AIM: Rewrite these lines as a numbered list, leaving out any blank lines.

○ ○ ○ ○

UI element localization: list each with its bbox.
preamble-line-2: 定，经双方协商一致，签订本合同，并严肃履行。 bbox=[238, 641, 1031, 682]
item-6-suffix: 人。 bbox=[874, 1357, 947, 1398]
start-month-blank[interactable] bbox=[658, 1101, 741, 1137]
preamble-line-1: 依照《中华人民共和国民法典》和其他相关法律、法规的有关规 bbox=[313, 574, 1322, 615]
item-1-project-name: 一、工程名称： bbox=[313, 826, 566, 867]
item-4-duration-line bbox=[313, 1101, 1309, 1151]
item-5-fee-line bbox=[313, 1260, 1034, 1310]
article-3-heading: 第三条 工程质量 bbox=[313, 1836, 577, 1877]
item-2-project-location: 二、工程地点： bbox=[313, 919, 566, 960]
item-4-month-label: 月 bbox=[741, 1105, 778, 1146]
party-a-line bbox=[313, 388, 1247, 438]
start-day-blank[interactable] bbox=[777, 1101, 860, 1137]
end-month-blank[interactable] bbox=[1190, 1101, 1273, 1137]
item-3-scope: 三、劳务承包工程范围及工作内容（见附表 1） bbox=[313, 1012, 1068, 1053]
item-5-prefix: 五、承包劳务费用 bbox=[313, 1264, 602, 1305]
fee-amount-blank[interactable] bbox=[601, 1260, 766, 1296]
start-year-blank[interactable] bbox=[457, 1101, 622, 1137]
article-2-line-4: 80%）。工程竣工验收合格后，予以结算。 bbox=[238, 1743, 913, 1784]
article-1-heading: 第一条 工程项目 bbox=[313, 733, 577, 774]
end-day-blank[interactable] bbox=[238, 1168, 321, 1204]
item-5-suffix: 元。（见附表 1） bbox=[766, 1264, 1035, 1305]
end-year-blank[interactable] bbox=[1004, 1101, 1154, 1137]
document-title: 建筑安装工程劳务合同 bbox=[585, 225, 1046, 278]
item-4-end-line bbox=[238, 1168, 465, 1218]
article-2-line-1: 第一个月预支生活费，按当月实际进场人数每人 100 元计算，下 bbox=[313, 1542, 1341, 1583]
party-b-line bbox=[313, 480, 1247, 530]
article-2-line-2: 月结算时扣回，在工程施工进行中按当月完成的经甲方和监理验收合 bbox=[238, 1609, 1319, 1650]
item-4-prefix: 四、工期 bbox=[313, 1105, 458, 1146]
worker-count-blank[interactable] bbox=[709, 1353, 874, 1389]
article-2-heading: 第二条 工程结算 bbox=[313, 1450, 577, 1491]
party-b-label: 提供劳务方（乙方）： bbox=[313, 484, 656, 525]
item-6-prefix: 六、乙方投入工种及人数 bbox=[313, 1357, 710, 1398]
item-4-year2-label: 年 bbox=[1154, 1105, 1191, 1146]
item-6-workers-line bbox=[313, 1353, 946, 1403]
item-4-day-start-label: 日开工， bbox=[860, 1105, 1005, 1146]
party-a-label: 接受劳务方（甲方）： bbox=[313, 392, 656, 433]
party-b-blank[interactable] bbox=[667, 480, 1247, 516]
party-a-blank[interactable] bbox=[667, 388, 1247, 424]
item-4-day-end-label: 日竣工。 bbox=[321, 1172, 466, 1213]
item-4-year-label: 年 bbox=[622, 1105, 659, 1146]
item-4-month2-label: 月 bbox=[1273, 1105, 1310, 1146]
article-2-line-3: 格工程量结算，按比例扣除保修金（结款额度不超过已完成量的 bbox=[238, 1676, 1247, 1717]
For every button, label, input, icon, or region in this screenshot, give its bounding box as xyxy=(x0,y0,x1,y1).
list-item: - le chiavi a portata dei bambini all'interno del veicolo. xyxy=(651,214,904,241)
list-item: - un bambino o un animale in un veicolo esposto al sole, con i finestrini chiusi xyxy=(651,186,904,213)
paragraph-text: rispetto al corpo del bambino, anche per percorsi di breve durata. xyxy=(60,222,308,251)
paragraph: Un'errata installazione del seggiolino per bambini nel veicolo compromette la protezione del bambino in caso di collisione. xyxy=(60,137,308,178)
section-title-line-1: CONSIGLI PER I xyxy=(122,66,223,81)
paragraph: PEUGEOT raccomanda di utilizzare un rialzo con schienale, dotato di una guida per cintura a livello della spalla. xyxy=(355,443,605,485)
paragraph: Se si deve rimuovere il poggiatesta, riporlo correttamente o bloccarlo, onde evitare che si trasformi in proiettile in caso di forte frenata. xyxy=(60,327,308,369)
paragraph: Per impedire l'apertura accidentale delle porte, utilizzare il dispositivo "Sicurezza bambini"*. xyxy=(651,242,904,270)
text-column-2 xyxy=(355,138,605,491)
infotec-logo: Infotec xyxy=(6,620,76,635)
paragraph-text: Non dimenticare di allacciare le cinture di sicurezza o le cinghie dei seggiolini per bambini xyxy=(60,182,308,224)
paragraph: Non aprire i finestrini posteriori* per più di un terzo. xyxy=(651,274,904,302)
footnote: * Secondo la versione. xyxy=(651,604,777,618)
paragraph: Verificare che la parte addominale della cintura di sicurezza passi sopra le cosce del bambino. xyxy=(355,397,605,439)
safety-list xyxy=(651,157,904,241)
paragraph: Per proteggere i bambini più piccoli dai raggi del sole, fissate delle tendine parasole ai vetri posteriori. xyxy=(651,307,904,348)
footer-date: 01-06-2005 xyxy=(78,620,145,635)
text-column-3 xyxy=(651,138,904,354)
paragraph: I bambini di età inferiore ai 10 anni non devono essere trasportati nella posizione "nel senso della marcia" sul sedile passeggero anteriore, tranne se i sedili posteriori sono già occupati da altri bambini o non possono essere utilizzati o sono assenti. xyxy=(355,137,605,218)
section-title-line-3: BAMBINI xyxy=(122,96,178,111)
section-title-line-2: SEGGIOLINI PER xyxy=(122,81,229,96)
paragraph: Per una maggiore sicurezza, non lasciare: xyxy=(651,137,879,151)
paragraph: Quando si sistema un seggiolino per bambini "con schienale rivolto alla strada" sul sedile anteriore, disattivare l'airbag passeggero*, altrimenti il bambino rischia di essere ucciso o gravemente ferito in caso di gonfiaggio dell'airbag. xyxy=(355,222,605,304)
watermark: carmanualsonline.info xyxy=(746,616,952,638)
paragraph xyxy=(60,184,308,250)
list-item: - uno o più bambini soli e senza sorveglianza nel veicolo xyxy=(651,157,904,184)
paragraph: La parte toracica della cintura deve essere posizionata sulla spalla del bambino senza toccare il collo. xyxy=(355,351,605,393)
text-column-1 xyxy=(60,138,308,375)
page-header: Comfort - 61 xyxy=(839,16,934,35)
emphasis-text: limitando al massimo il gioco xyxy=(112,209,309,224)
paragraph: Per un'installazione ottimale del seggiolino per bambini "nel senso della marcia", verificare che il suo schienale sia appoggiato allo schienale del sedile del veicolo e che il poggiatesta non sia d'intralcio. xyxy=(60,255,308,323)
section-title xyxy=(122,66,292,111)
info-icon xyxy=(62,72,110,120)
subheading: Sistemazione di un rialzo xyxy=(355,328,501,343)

○ ○ ○ ○

SOLUTION TO THE EXERCISE:
1. UI element localization: list each with its bbox.
2. preamble-line-2: 定，经双方协商一致，签订本合同，并严肃履行。 bbox=[238, 641, 1031, 682]
3. item-6-suffix: 人。 bbox=[874, 1357, 947, 1398]
4. start-month-blank[interactable] bbox=[658, 1101, 741, 1137]
5. preamble-line-1: 依照《中华人民共和国民法典》和其他相关法律、法规的有关规 bbox=[313, 574, 1322, 615]
6. item-1-project-name: 一、工程名称： bbox=[313, 826, 566, 867]
7. item-4-duration-line bbox=[313, 1101, 1309, 1151]
8. item-5-fee-line bbox=[313, 1260, 1034, 1310]
9. article-3-heading: 第三条 工程质量 bbox=[313, 1836, 577, 1877]
10. item-2-project-location: 二、工程地点： bbox=[313, 919, 566, 960]
11. item-4-month-label: 月 bbox=[741, 1105, 778, 1146]
12. party-a-line bbox=[313, 388, 1247, 438]
13. start-day-blank[interactable] bbox=[777, 1101, 860, 1137]
14. end-month-blank[interactable] bbox=[1190, 1101, 1273, 1137]
15. item-3-scope: 三、劳务承包工程范围及工作内容（见附表 1） bbox=[313, 1012, 1068, 1053]
16. item-5-prefix: 五、承包劳务费用 bbox=[313, 1264, 602, 1305]
17. fee-amount-blank[interactable] bbox=[601, 1260, 766, 1296]
18. start-year-blank[interactable] bbox=[457, 1101, 622, 1137]
19. article-2-line-4: 80%）。工程竣工验收合格后，予以结算。 bbox=[238, 1743, 913, 1784]
20. article-1-heading: 第一条 工程项目 bbox=[313, 733, 577, 774]
21. end-day-blank[interactable] bbox=[238, 1168, 321, 1204]
22. item-5-suffix: 元。（见附表 1） bbox=[766, 1264, 1035, 1305]
23. end-year-blank[interactable] bbox=[1004, 1101, 1154, 1137]
24. document-title: 建筑安装工程劳务合同 bbox=[585, 225, 1046, 278]
25. item-4-end-line bbox=[238, 1168, 465, 1218]
26. article-2-line-1: 第一个月预支生活费，按当月实际进场人数每人 100 元计算，下 bbox=[313, 1542, 1341, 1583]
27. party-b-line bbox=[313, 480, 1247, 530]
28. article-2-line-2: 月结算时扣回，在工程施工进行中按当月完成的经甲方和监理验收合 bbox=[238, 1609, 1319, 1650]
29. item-4-prefix: 四、工期 bbox=[313, 1105, 458, 1146]
30. worker-count-blank[interactable] bbox=[709, 1353, 874, 1389]
31. article-2-heading: 第二条 工程结算 bbox=[313, 1450, 577, 1491]
32. party-b-label: 提供劳务方（乙方）： bbox=[313, 484, 656, 525]
33. item-6-prefix: 六、乙方投入工种及人数 bbox=[313, 1357, 710, 1398]
34. item-4-year2-label: 年 bbox=[1154, 1105, 1191, 1146]
35. item-6-workers-line bbox=[313, 1353, 946, 1403]
36. item-4-day-start-label: 日开工， bbox=[860, 1105, 1005, 1146]
37. party-a-label: 接受劳务方（甲方）： bbox=[313, 392, 656, 433]
38. party-b-blank[interactable] bbox=[667, 480, 1247, 516]
39. party-a-blank[interactable] bbox=[667, 388, 1247, 424]
40. item-4-day-end-label: 日竣工。 bbox=[321, 1172, 466, 1213]
41. item-4-year-label: 年 bbox=[622, 1105, 659, 1146]
42. item-4-month2-label: 月 bbox=[1273, 1105, 1310, 1146]
43. article-2-line-3: 格工程量结算，按比例扣除保修金（结款额度不超过已完成量的 bbox=[238, 1676, 1247, 1717]
44. For every button, label, input, icon, or region in this screenshot, give its bounding box as xyxy=(x0,y0,x1,y1).
45. list-item: - le chiavi a portata dei bambini all'interno del veicolo. xyxy=(651,214,904,241)
46. list-item: - un bambino o un animale in un veicolo esposto al sole, con i finestrini chiusi xyxy=(651,186,904,213)
47. paragraph-text: rispetto al corpo del bambino, anche per percorsi di breve durata. xyxy=(60,222,308,251)
48. paragraph: Un'errata installazione del seggiolino per bambini nel veicolo compromette la protezione del bambino in caso di collisione. xyxy=(60,137,308,178)
49. section-title-line-1: CONSIGLI PER I xyxy=(122,66,223,81)
50. paragraph: PEUGEOT raccomanda di utilizzare un rialzo con schienale, dotato di una guida per cintura a livello della spalla. xyxy=(355,443,605,485)
51. paragraph: Se si deve rimuovere il poggiatesta, riporlo correttamente o bloccarlo, onde evitare che si trasformi in proiettile in caso di forte frenata. xyxy=(60,327,308,369)
52. paragraph: Per impedire l'apertura accidentale delle porte, utilizzare il dispositivo "Sicurezza bambini"*. xyxy=(651,242,904,270)
53. text-column-2 xyxy=(355,138,605,491)
54. infotec-logo: Infotec xyxy=(6,620,76,635)
55. paragraph-text: Non dimenticare di allacciare le cinture di sicurezza o le cinghie dei seggiolini per bambini xyxy=(60,182,308,224)
56. paragraph: Non aprire i finestrini posteriori* per più di un terzo. xyxy=(651,274,904,302)
57. footnote: * Secondo la versione. xyxy=(651,604,777,618)
58. paragraph: Verificare che la parte addominale della cintura di sicurezza passi sopra le cosce del bambino. xyxy=(355,397,605,439)
59. safety-list xyxy=(651,157,904,241)
60. paragraph: Per proteggere i bambini più piccoli dai raggi del sole, fissate delle tendine parasole ai vetri posteriori. xyxy=(651,307,904,348)
61. footer-date: 01-06-2005 xyxy=(78,620,145,635)
62. text-column-3 xyxy=(651,138,904,354)
63. paragraph: I bambini di età inferiore ai 10 anni non devono essere trasportati nella posizione "nel senso della marcia" sul sedile passeggero anteriore, tranne se i sedili posteriori sono già occupati da altri bambini o non possono essere utilizzati o sono assenti. xyxy=(355,137,605,218)
64. section-title-line-3: BAMBINI xyxy=(122,96,178,111)
65. section-title-line-2: SEGGIOLINI PER xyxy=(122,81,229,96)
66. paragraph: Per una maggiore sicurezza, non lasciare: xyxy=(651,137,879,151)
67. paragraph: Quando si sistema un seggiolino per bambini "con schienale rivolto alla strada" sul sedile anteriore, disattivare l'airbag passeggero*, altrimenti il bambino rischia di essere ucciso o gravemente ferito in caso di gonfiaggio dell'airbag. xyxy=(355,222,605,304)
68. watermark: carmanualsonline.info xyxy=(746,616,952,638)
69. paragraph xyxy=(60,184,308,250)
70. list-item: - uno o più bambini soli e senza sorveglianza nel veicolo xyxy=(651,157,904,184)
71. paragraph: La parte toracica della cintura deve essere posizionata sulla spalla del bambino senza toccare il collo. xyxy=(355,351,605,393)
72. text-column-1 xyxy=(60,138,308,375)
73. page-header: Comfort - 61 xyxy=(839,16,934,35)
74. emphasis-text: limitando al massimo il gioco xyxy=(112,209,309,224)
75. paragraph: Per un'installazione ottimale del seggiolino per bambini "nel senso della marcia", verificare che il suo schienale sia appoggiato allo schienale del sedile del veicolo e che il poggiatesta non sia d'intralcio. xyxy=(60,255,308,323)
76. section-title xyxy=(122,66,292,111)
77. info-icon xyxy=(62,72,110,120)
78. subheading: Sistemazione di un rialzo xyxy=(355,328,501,343)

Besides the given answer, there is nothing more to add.